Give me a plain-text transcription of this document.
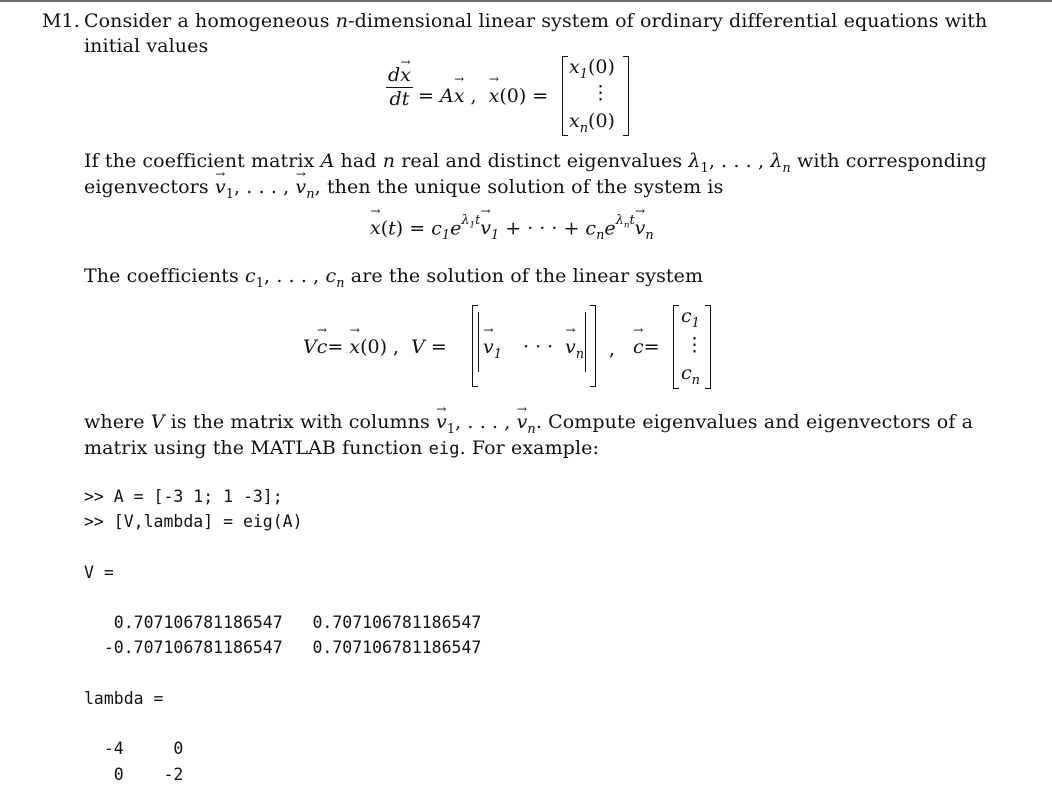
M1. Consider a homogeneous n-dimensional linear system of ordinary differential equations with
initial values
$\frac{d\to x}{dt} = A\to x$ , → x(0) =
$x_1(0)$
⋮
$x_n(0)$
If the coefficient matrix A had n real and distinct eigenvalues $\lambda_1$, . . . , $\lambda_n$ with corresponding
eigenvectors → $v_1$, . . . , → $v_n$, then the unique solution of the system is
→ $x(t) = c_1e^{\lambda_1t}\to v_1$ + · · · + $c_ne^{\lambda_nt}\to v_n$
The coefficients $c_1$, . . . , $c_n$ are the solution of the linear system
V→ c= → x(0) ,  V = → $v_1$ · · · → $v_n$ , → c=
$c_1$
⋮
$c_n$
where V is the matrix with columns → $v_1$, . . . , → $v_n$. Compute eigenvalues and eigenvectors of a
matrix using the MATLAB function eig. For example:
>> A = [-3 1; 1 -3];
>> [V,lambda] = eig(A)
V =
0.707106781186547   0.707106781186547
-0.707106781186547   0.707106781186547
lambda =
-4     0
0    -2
# # #
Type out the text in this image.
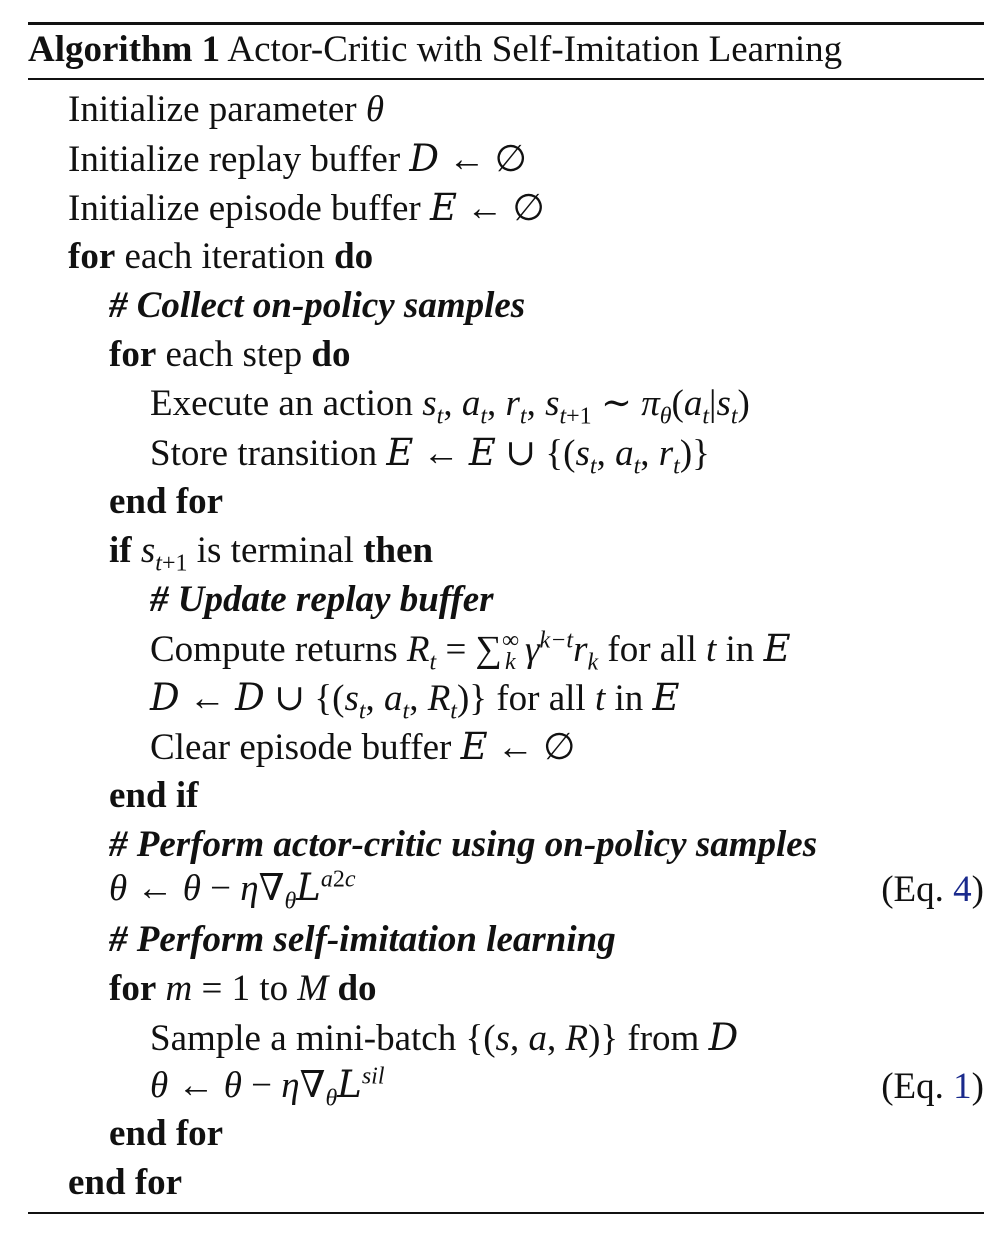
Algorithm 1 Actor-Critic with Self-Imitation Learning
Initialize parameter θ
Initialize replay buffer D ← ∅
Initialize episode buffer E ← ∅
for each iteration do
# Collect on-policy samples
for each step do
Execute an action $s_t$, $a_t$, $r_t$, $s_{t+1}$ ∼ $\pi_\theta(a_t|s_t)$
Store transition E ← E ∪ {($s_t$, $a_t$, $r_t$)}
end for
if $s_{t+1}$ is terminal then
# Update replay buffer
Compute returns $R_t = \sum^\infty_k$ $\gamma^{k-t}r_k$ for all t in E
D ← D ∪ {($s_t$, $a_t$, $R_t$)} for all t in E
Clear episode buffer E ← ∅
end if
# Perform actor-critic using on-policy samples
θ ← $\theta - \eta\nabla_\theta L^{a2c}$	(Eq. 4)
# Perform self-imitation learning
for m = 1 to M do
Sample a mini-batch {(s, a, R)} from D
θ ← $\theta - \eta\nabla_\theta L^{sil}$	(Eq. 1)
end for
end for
# # #
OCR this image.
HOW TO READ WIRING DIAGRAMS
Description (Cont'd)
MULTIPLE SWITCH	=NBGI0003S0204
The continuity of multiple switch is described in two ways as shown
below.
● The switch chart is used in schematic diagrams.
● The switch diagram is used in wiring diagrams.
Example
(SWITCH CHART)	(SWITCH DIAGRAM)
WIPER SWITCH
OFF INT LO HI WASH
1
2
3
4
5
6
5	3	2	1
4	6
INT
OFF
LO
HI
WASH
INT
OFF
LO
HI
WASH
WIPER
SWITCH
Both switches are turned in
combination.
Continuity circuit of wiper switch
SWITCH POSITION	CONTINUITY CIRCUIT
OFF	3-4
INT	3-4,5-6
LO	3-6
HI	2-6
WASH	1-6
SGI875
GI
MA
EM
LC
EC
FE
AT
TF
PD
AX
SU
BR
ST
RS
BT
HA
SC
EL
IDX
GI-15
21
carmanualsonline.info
# # #
Problem to solve
Only a number is expected here: the count of lines in the listing that hold the string "eigenvectors".

Complete answer
2